## BEGIN Data excerpts
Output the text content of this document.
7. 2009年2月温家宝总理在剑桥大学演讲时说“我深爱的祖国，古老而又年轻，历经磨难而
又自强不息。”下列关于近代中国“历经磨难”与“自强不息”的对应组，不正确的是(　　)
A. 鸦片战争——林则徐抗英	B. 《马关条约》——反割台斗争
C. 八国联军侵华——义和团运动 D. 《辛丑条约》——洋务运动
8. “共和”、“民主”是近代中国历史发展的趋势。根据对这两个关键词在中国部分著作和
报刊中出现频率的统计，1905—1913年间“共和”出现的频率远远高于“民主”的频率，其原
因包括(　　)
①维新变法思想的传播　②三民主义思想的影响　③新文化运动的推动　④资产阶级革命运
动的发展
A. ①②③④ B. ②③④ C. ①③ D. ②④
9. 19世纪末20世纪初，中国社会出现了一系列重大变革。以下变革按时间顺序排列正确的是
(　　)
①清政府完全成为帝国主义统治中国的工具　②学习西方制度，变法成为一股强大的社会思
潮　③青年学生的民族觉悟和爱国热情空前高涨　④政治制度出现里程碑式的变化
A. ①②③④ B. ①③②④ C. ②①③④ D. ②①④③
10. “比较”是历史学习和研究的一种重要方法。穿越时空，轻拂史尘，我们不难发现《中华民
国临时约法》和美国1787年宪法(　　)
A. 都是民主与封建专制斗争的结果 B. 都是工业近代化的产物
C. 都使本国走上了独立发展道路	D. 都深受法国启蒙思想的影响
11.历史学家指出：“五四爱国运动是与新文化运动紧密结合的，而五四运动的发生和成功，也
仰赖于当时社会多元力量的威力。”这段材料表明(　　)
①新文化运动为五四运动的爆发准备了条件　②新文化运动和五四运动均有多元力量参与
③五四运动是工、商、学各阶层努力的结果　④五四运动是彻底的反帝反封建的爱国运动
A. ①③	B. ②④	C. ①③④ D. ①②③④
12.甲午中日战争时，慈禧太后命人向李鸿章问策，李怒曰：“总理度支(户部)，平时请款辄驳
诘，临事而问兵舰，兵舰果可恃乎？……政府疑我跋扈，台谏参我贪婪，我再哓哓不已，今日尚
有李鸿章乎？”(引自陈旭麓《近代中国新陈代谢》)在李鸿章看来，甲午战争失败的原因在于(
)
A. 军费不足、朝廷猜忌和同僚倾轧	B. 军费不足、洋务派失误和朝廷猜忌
## END Data excerpts
Write out every entry above, word for word.

Output the text content of this document.
7. 2009年2月温家宝总理在剑桥大学演讲时说“我深爱的祖国，古老而又年轻，历经磨难而
又自强不息。”下列关于近代中国“历经磨难”与“自强不息”的对应组，不正确的是(　　)
A. 鸦片战争——林则徐抗英	B. 《马关条约》——反割台斗争
C. 八国联军侵华——义和团运动 D. 《辛丑条约》——洋务运动
8. “共和”、“民主”是近代中国历史发展的趋势。根据对这两个关键词在中国部分著作和
报刊中出现频率的统计，1905—1913年间“共和”出现的频率远远高于“民主”的频率，其原
因包括(　　)
①维新变法思想的传播　②三民主义思想的影响　③新文化运动的推动　④资产阶级革命运
动的发展
A. ①②③④ B. ②③④ C. ①③ D. ②④
9. 19世纪末20世纪初，中国社会出现了一系列重大变革。以下变革按时间顺序排列正确的是
(　　)
①清政府完全成为帝国主义统治中国的工具　②学习西方制度，变法成为一股强大的社会思
潮　③青年学生的民族觉悟和爱国热情空前高涨　④政治制度出现里程碑式的变化
A. ①②③④ B. ①③②④ C. ②①③④ D. ②①④③
10. “比较”是历史学习和研究的一种重要方法。穿越时空，轻拂史尘，我们不难发现《中华民
国临时约法》和美国1787年宪法(　　)
A. 都是民主与封建专制斗争的结果 B. 都是工业近代化的产物
C. 都使本国走上了独立发展道路	D. 都深受法国启蒙思想的影响
11.历史学家指出：“五四爱国运动是与新文化运动紧密结合的，而五四运动的发生和成功，也
仰赖于当时社会多元力量的威力。”这段材料表明(　　)
①新文化运动为五四运动的爆发准备了条件　②新文化运动和五四运动均有多元力量参与
③五四运动是工、商、学各阶层努力的结果　④五四运动是彻底的反帝反封建的爱国运动
A. ①③	B. ②④	C. ①③④ D. ①②③④
12.甲午中日战争时，慈禧太后命人向李鸿章问策，李怒曰：“总理度支(户部)，平时请款辄驳
诘，临事而问兵舰，兵舰果可恃乎？……政府疑我跋扈，台谏参我贪婪，我再哓哓不已，今日尚
有李鸿章乎？”(引自陈旭麓《近代中国新陈代谢》)在李鸿章看来，甲午战争失败的原因在于(
)
A. 军费不足、朝廷猜忌和同僚倾轧	B. 军费不足、洋务派失误和朝廷猜忌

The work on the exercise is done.